EXERCISE TASKS:
**a)** In the comment on testing for a deterministic trend, turn the paragraph beginning "What you will find is" into a short bulleted list that keeps its main points.
**b)** According to the comment on testing for a deterministic trend, what dimensionless parameter should be useful for evaluating the impact of the neglected non-linearity?

DOCUMENT EXCERPT:
Rather my concern is that not-withstanding your reasons for assuming LTP, when feeding your NH into fracdiff that module cannot distinguish between “LTP” and apparent LTP arising from non-linearity in the long term trend. So, whatever “d”‘s you get (or for that matter, the total power (σ), as well as p,q in (pdq) are affected by the deterministic trend.
These computed parameters are then used to test whether the trend is statistically significant.
I think if you might better understand my concern as follows:
Consider the analysis you did for figures 2 and 3. Now repeat the types of analysis summarized in figure 1, but when creating synthetic data, include a quadratic in the deterministic function. That is, for type I tests do this:
generate data with
y=bt^2+u with u = some noise and I suggest -T/2 < t < T/2 so you should get no net trend change in y over that span.
Then fit to
y=mt+u and test whether ‘m=0’ as your null.
And test whether you accept or reject ‘m’ with various types of noise. (Just as you did in figure 2.) See how various magnitudes of ‘b’ affect your results. You should find the existence of the quadratic that is neglected when computing the properties of the noise u will result in a smaller fraction of false rejections. The degree to which the quadratic will reduce your false rejections will depend on the magnitude of ‘b’ and off hand, I think the dimensionless parameter bT^2/σ where σ is a standard deviation of ‘u’ should be useful for evaluating the impact of the neglected non-linearity.
Now for the power tests do this:
y=mt+bt^2 +u
where u is some sort of noise. Here, in the span -T/2 <t <T/2, m is in a sense the deterministic trend — in the sense that it is repeatable and in the sense that you want to detect whether or not y is increasing with time.
Once again, see how ‘b’ affects this.
What you will find is that even in the case of OLS, the non-linearity in the deterministic trends will result in lower type I error than you intend, and will reduce power to find any deterministic trend. The problem will get worse for AR1. I suspect, but I am not sure, the problem will get even worse for LTP type noise.
After that consider the fact that during the period you analyze, the conventional view is that the deterministic trend is non-linear.
Given that, how is one to interpret your finding if they tend to believe the deterministic view about the evolution of the deterministic trend. Other people doing different analyses find the NH temperature rise is inconsistent with the properties of the random noise– and they find this even if they — like you– consider the possibility the noise is LTP.
So, my criticism isn’t “You should consider the possibility the noise is LTP”. It is that “Even if you assume the noise is LTP, you need to consider the effect of non-linearity in the deterministic trend when testing a hypothesis that m=0”.
Note that if you had rejected m=0 in this way, the non-linearity issue I discuss wouldn’t matter. We would know that the rejection would persist when you consider the non-linearity. But since your novel result is “fail to reject m=0”, while other reject, how is a reader to know whether the reason for your results is merely that you fed “fracdiff” a time series that contains a deterministic trend?
Of course, I’m bringing this up as a qualitative issue. It’s more work to deal with it quantitatively– but it’s an issue and I think it’s one that you might consider worth addressing.
Lucia,
I think I agree with what you wrote, but some clarification might help anyway.

GIVEN DATA:
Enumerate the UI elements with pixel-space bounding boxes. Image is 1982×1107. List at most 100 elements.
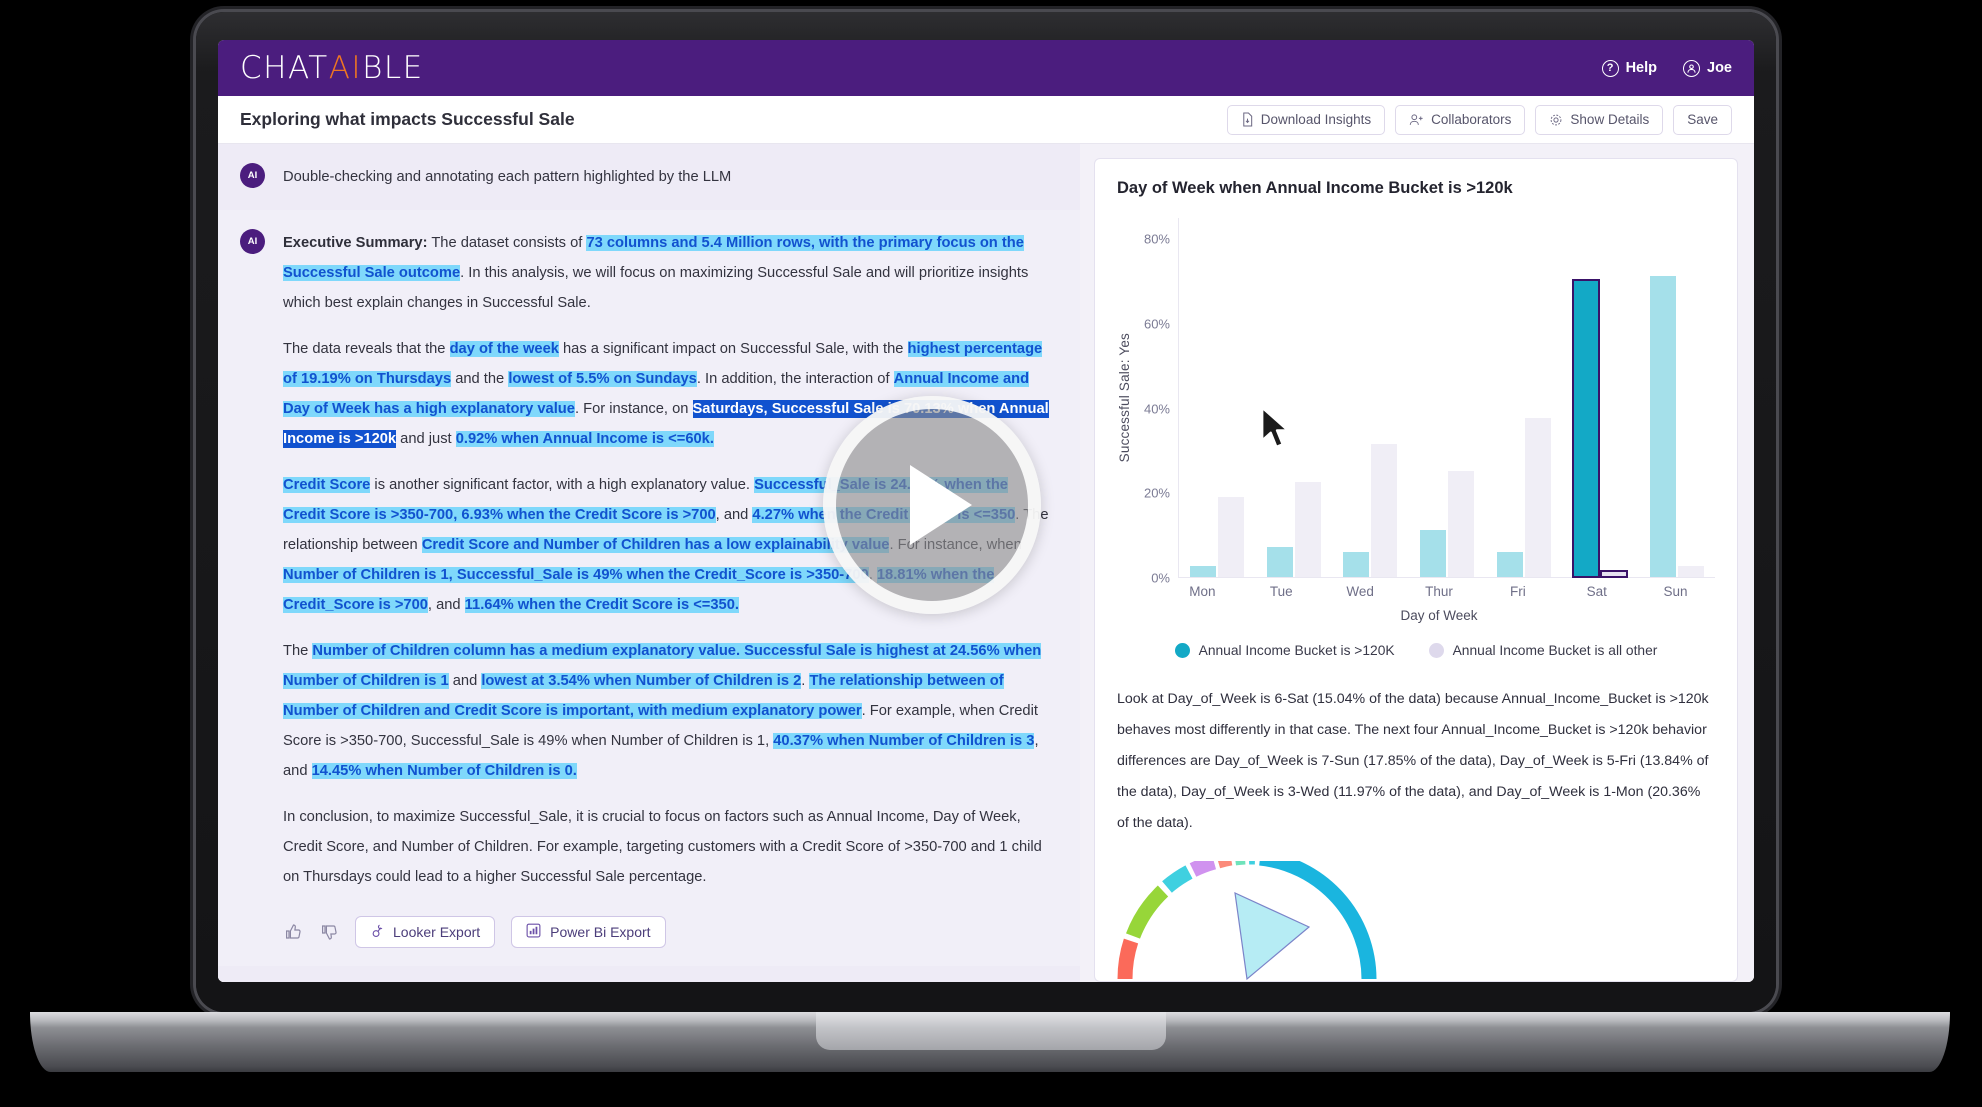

IN RESPONSE:
**a)**
- Even with OLS, non-linearity in the deterministic trends gives a lower type I error than intended.
- It also reduces power to find any deterministic trend.
- The problem gets worse for AR1.
- The writer suspects, but is not sure, that it gets even worse for LTP-type noise.

**b)** bT^2/σ, where σ is a standard deviation of u